==== Extracted records ====

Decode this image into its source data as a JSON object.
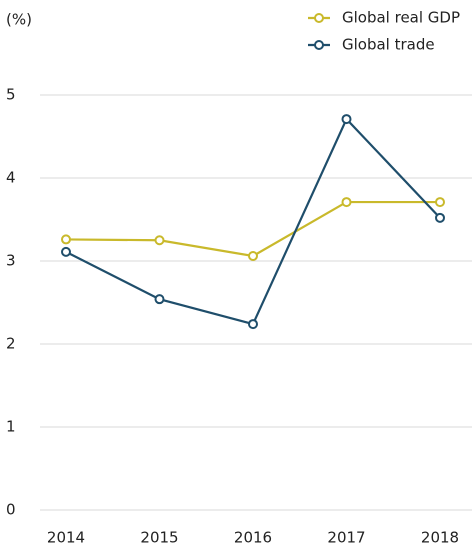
{
  "chart_data": {
    "type": "line",
    "y_label": "(%)",
    "categories": [
      "2014",
      "2015",
      "2016",
      "2017",
      "2018"
    ],
    "series": [
      {
        "name": "Global real GDP",
        "color": "#c9b92b",
        "values": [
          3.26,
          3.25,
          3.06,
          3.71,
          3.71
        ]
      },
      {
        "name": "Global trade",
        "color": "#1f4e6b",
        "values": [
          3.11,
          2.54,
          2.24,
          4.71,
          3.52
        ]
      }
    ],
    "ylim": [
      0,
      5
    ],
    "yticks": [
      0,
      1,
      2,
      3,
      4,
      5
    ],
    "grid": true,
    "legend": "top-right"
  }
}
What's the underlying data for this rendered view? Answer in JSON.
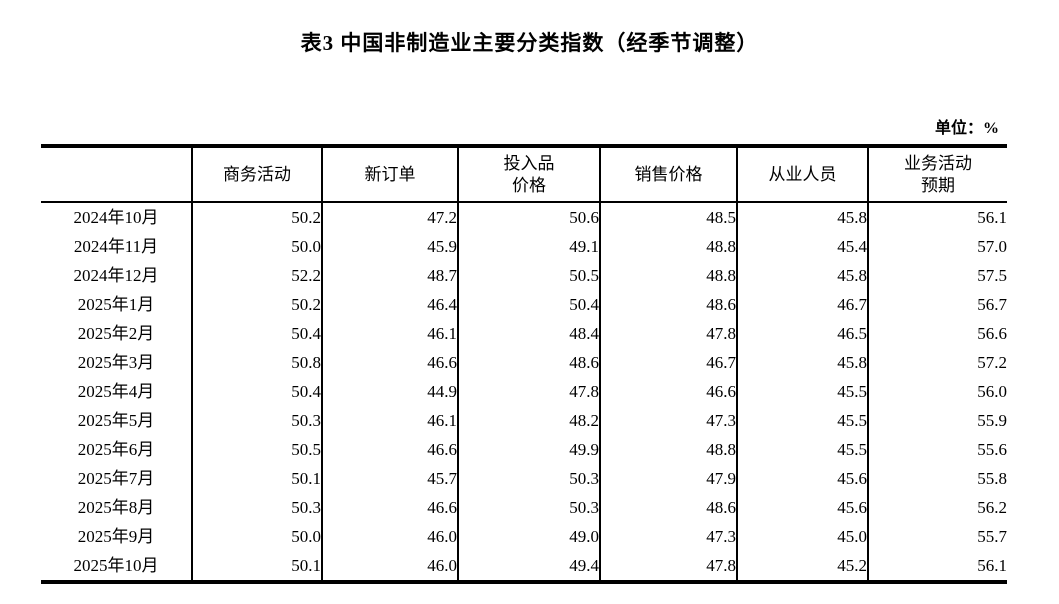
{
  "page": {
    "background_color": "#ffffff",
    "text_color": "#000000",
    "border_color": "#000000"
  },
  "title": "表3 中国非制造业主要分类指数（经季节调整）",
  "unit_label": "单位：%",
  "table": {
    "columns": [
      "",
      "商务活动",
      "新订单",
      "投入品\n价格",
      "销售价格",
      "从业人员",
      "业务活动\n预期"
    ],
    "rows": [
      {
        "month": "2024年10月",
        "values": [
          "50.2",
          "47.2",
          "50.6",
          "48.5",
          "45.8",
          "56.1"
        ]
      },
      {
        "month": "2024年11月",
        "values": [
          "50.0",
          "45.9",
          "49.1",
          "48.8",
          "45.4",
          "57.0"
        ]
      },
      {
        "month": "2024年12月",
        "values": [
          "52.2",
          "48.7",
          "50.5",
          "48.8",
          "45.8",
          "57.5"
        ]
      },
      {
        "month": "2025年1月",
        "values": [
          "50.2",
          "46.4",
          "50.4",
          "48.6",
          "46.7",
          "56.7"
        ]
      },
      {
        "month": "2025年2月",
        "values": [
          "50.4",
          "46.1",
          "48.4",
          "47.8",
          "46.5",
          "56.6"
        ]
      },
      {
        "month": "2025年3月",
        "values": [
          "50.8",
          "46.6",
          "48.6",
          "46.7",
          "45.8",
          "57.2"
        ]
      },
      {
        "month": "2025年4月",
        "values": [
          "50.4",
          "44.9",
          "47.8",
          "46.6",
          "45.5",
          "56.0"
        ]
      },
      {
        "month": "2025年5月",
        "values": [
          "50.3",
          "46.1",
          "48.2",
          "47.3",
          "45.5",
          "55.9"
        ]
      },
      {
        "month": "2025年6月",
        "values": [
          "50.5",
          "46.6",
          "49.9",
          "48.8",
          "45.5",
          "55.6"
        ]
      },
      {
        "month": "2025年7月",
        "values": [
          "50.1",
          "45.7",
          "50.3",
          "47.9",
          "45.6",
          "55.8"
        ]
      },
      {
        "month": "2025年8月",
        "values": [
          "50.3",
          "46.6",
          "50.3",
          "48.6",
          "45.6",
          "56.2"
        ]
      },
      {
        "month": "2025年9月",
        "values": [
          "50.0",
          "46.0",
          "49.0",
          "47.3",
          "45.0",
          "55.7"
        ]
      },
      {
        "month": "2025年10月",
        "values": [
          "50.1",
          "46.0",
          "49.4",
          "47.8",
          "45.2",
          "56.1"
        ]
      }
    ]
  }
}
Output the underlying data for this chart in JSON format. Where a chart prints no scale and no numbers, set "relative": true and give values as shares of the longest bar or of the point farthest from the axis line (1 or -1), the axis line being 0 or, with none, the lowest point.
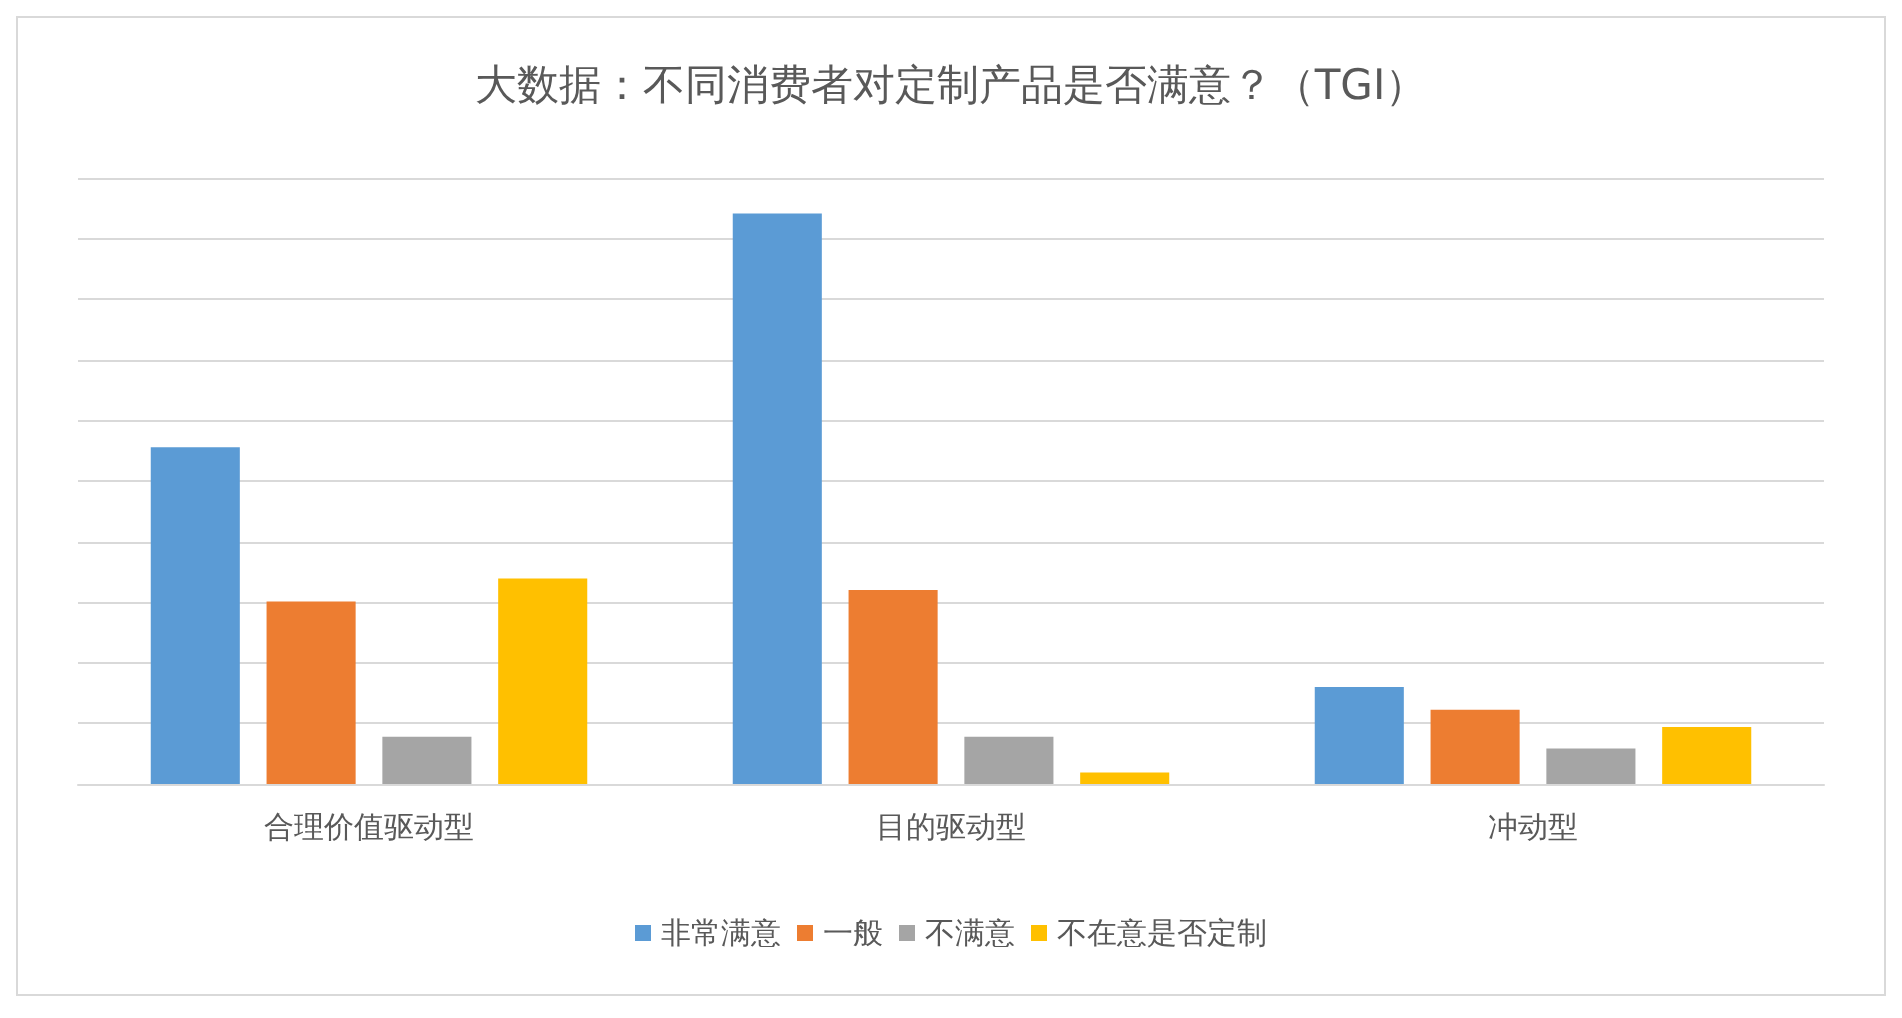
{
  "chart_data": {
    "type": "bar",
    "title": "大数据：不同消费者对定制产品是否满意？（TGI）",
    "categories": [
      "合理价值驱动型",
      "目的驱动型",
      "冲动型"
    ],
    "relative": true,
    "grid": "y",
    "legend": "bottom",
    "series": [
      {
        "name": "非常满意",
        "color": "#5b9bd5",
        "values": [
          0.59,
          1,
          0.17
        ]
      },
      {
        "name": "一般",
        "color": "#ed7d31",
        "values": [
          0.32,
          0.34,
          0.13
        ]
      },
      {
        "name": "不满意",
        "color": "#a5a5a5",
        "values": [
          0.083,
          0.083,
          0.062
        ]
      },
      {
        "name": "不在意是否定制",
        "color": "#ffc000",
        "values": [
          0.36,
          0.02,
          0.1
        ]
      }
    ]
  }
}
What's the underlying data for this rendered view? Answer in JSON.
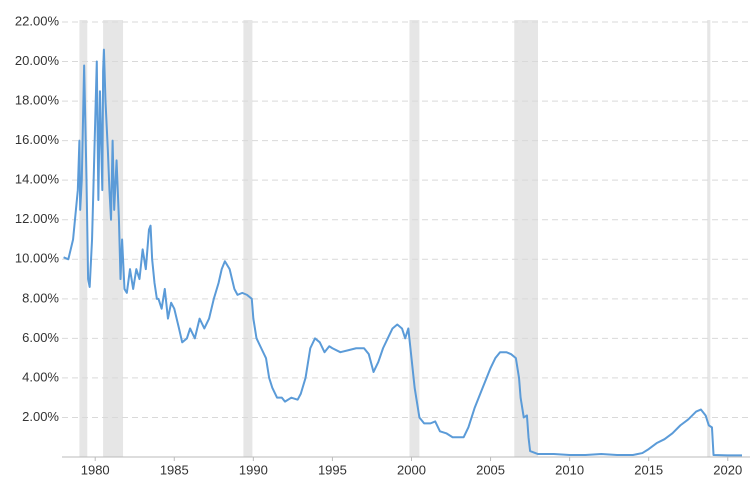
{
  "chart_data": {
    "type": "line",
    "x": [
      1978.0,
      1978.3,
      1978.6,
      1978.9,
      1979.0,
      1979.05,
      1979.15,
      1979.3,
      1979.45,
      1979.55,
      1979.65,
      1979.8,
      1980.0,
      1980.1,
      1980.2,
      1980.3,
      1980.45,
      1980.5,
      1980.55,
      1980.65,
      1980.8,
      1980.9,
      1981.0,
      1981.1,
      1981.2,
      1981.35,
      1981.5,
      1981.6,
      1981.7,
      1981.85,
      1982.0,
      1982.2,
      1982.4,
      1982.6,
      1982.8,
      1983.0,
      1983.2,
      1983.4,
      1983.5,
      1983.6,
      1983.75,
      1983.9,
      1984.0,
      1984.2,
      1984.4,
      1984.6,
      1984.8,
      1985.0,
      1985.3,
      1985.5,
      1985.8,
      1986.0,
      1986.3,
      1986.6,
      1986.9,
      1987.2,
      1987.5,
      1987.8,
      1988.0,
      1988.2,
      1988.5,
      1988.8,
      1989.0,
      1989.3,
      1989.6,
      1989.9,
      1990.0,
      1990.2,
      1990.5,
      1990.8,
      1991.0,
      1991.2,
      1991.5,
      1991.8,
      1992.0,
      1992.4,
      1992.8,
      1993.0,
      1993.3,
      1993.6,
      1993.9,
      1994.2,
      1994.5,
      1994.8,
      1995.0,
      1995.5,
      1996.0,
      1996.5,
      1997.0,
      1997.3,
      1997.6,
      1997.9,
      1998.2,
      1998.5,
      1998.8,
      1999.1,
      1999.4,
      1999.6,
      1999.8,
      2000.0,
      2000.2,
      2000.5,
      2000.8,
      2001.2,
      2001.5,
      2001.8,
      2002.2,
      2002.6,
      2003.0,
      2003.3,
      2003.6,
      2004.0,
      2004.5,
      2005.0,
      2005.3,
      2005.6,
      2006.0,
      2006.3,
      2006.6,
      2006.8,
      2006.9,
      2007.1,
      2007.3,
      2007.4,
      2007.5,
      2008.0,
      2009.0,
      2010.0,
      2011.0,
      2012.0,
      2013.0,
      2014.0,
      2014.6,
      2015.0,
      2015.5,
      2016.0,
      2016.5,
      2017.0,
      2017.5,
      2018.0,
      2018.3,
      2018.6,
      2018.8,
      2019.0,
      2019.1,
      2020.0,
      2020.9
    ],
    "series": [
      {
        "color": "#5b9bd8",
        "values": [
          10.1,
          10.0,
          11.0,
          13.5,
          16.0,
          12.5,
          14.0,
          19.8,
          14.0,
          9.0,
          8.6,
          11.0,
          17.0,
          20.0,
          13.0,
          18.5,
          13.5,
          19.5,
          20.6,
          18.0,
          15.5,
          13.5,
          12.0,
          16.0,
          12.5,
          15.0,
          12.0,
          9.0,
          11.0,
          8.5,
          8.3,
          9.5,
          8.5,
          9.5,
          9.0,
          10.5,
          9.5,
          11.5,
          11.7,
          10.0,
          8.8,
          8.0,
          8.0,
          7.5,
          8.5,
          7.0,
          7.8,
          7.5,
          6.5,
          5.8,
          6.0,
          6.5,
          6.0,
          7.0,
          6.5,
          7.0,
          8.0,
          8.8,
          9.5,
          9.9,
          9.5,
          8.5,
          8.2,
          8.3,
          8.2,
          8.0,
          7.0,
          6.0,
          5.5,
          5.0,
          4.0,
          3.5,
          3.0,
          3.0,
          2.8,
          3.0,
          2.9,
          3.2,
          4.0,
          5.5,
          6.0,
          5.8,
          5.3,
          5.6,
          5.5,
          5.3,
          5.4,
          5.5,
          5.5,
          5.2,
          4.3,
          4.8,
          5.5,
          6.0,
          6.5,
          6.7,
          6.5,
          6.0,
          6.5,
          5.0,
          3.5,
          2.0,
          1.7,
          1.7,
          1.8,
          1.3,
          1.2,
          1.0,
          1.0,
          1.0,
          1.5,
          2.5,
          3.5,
          4.5,
          5.0,
          5.3,
          5.3,
          5.2,
          5.0,
          4.0,
          3.0,
          2.0,
          2.1,
          1.0,
          0.3,
          0.15,
          0.15,
          0.1,
          0.1,
          0.15,
          0.1,
          0.1,
          0.2,
          0.4,
          0.7,
          0.9,
          1.2,
          1.6,
          1.9,
          2.3,
          2.4,
          2.1,
          1.6,
          1.5,
          0.1,
          0.08,
          0.08
        ]
      }
    ],
    "recessions": [
      [
        1979.0,
        1979.5
      ],
      [
        1980.5,
        1981.76
      ],
      [
        1989.37,
        1989.94
      ],
      [
        1999.87,
        2000.5
      ],
      [
        2006.5,
        2008.0
      ],
      [
        2018.7,
        2018.9
      ]
    ],
    "recession_color": "#e6e6e6",
    "xlim": [
      1977.9,
      2020.9
    ],
    "ylim": [
      0,
      22
    ],
    "xticks": [
      1980,
      1985,
      1990,
      1995,
      2000,
      2005,
      2010,
      2015,
      2020
    ],
    "yticks": [
      {
        "value": 2,
        "label": "2.00%"
      },
      {
        "value": 4,
        "label": "4.00%"
      },
      {
        "value": 6,
        "label": "6.00%"
      },
      {
        "value": 8,
        "label": "8.00%"
      },
      {
        "value": 10,
        "label": "10.00%"
      },
      {
        "value": 12,
        "label": "12.00%"
      },
      {
        "value": 14,
        "label": "14.00%"
      },
      {
        "value": 16,
        "label": "16.00%"
      },
      {
        "value": 18,
        "label": "18.00%"
      },
      {
        "value": 20,
        "label": "20.00%"
      },
      {
        "value": 22,
        "label": "22.00%"
      }
    ],
    "grid": true
  }
}
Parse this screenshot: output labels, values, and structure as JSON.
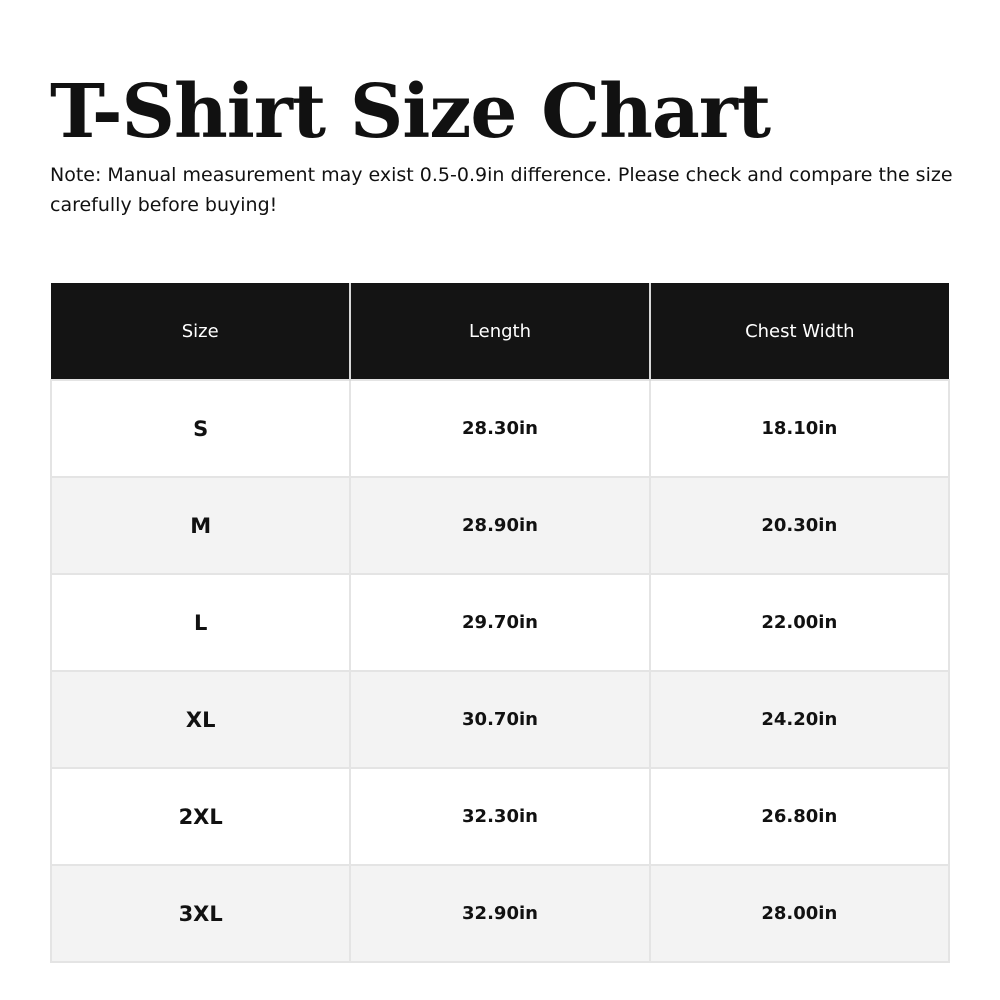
{
  "title": "T-Shirt Size Chart",
  "note": "Note: Manual measurement may exist 0.5-0.9in difference. Please check and compare the size carefully before buying!",
  "table": {
    "headers": [
      "Size",
      "Length",
      "Chest Width"
    ],
    "rows": [
      [
        "S",
        "28.30in",
        "18.10in"
      ],
      [
        "M",
        "28.90in",
        "20.30in"
      ],
      [
        "L",
        "29.70in",
        "22.00in"
      ],
      [
        "XL",
        "30.70in",
        "24.20in"
      ],
      [
        "2XL",
        "32.30in",
        "26.80in"
      ],
      [
        "3XL",
        "32.90in",
        "28.00in"
      ]
    ]
  },
  "colors": {
    "header_bg": "#141414",
    "header_text": "#ffffff",
    "alt_row_bg": "#f3f3f3"
  }
}
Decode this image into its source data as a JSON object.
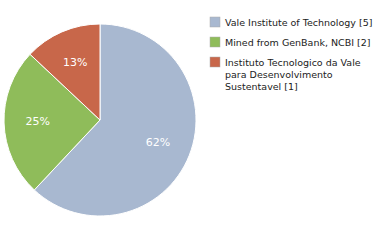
{
  "chart_data": {
    "type": "pie",
    "categories": [
      "Vale Institute of Technology [5]",
      "Mined from GenBank, NCBI [2]",
      "Instituto Tecnologico da Vale\npara Desenvolvimento\nSustentavel [1]"
    ],
    "values": [
      62,
      25,
      13
    ],
    "value_labels": [
      "62%",
      "25%",
      "13%"
    ],
    "colors": [
      "#a8b8d0",
      "#8fbc5a",
      "#c8674a"
    ],
    "data_labels": true,
    "legend": "right"
  }
}
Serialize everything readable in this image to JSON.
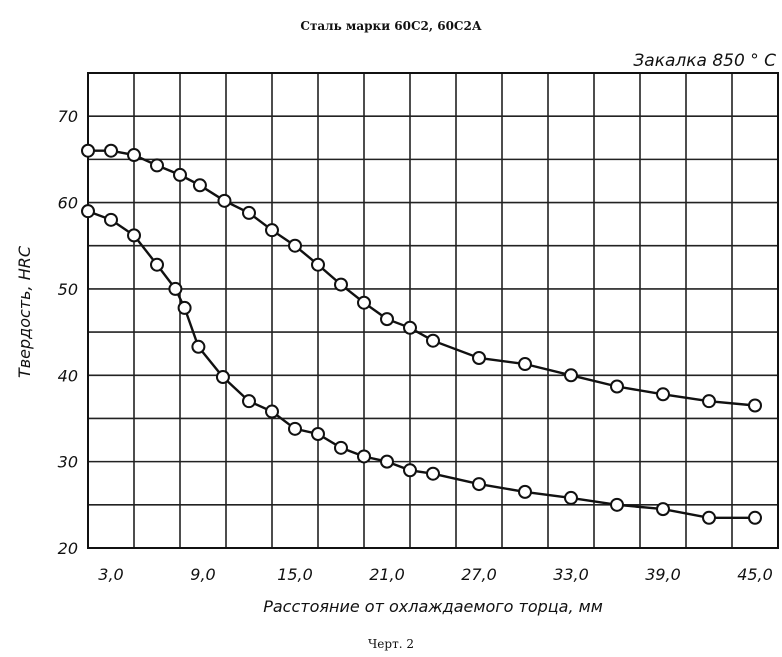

====

▶ **Problem requirements**
Extract each line from the listing that holds the word "ffffff".

▶ **Completed task**
    "background_color": "#ffffff",
    "header_text": "#ffffff",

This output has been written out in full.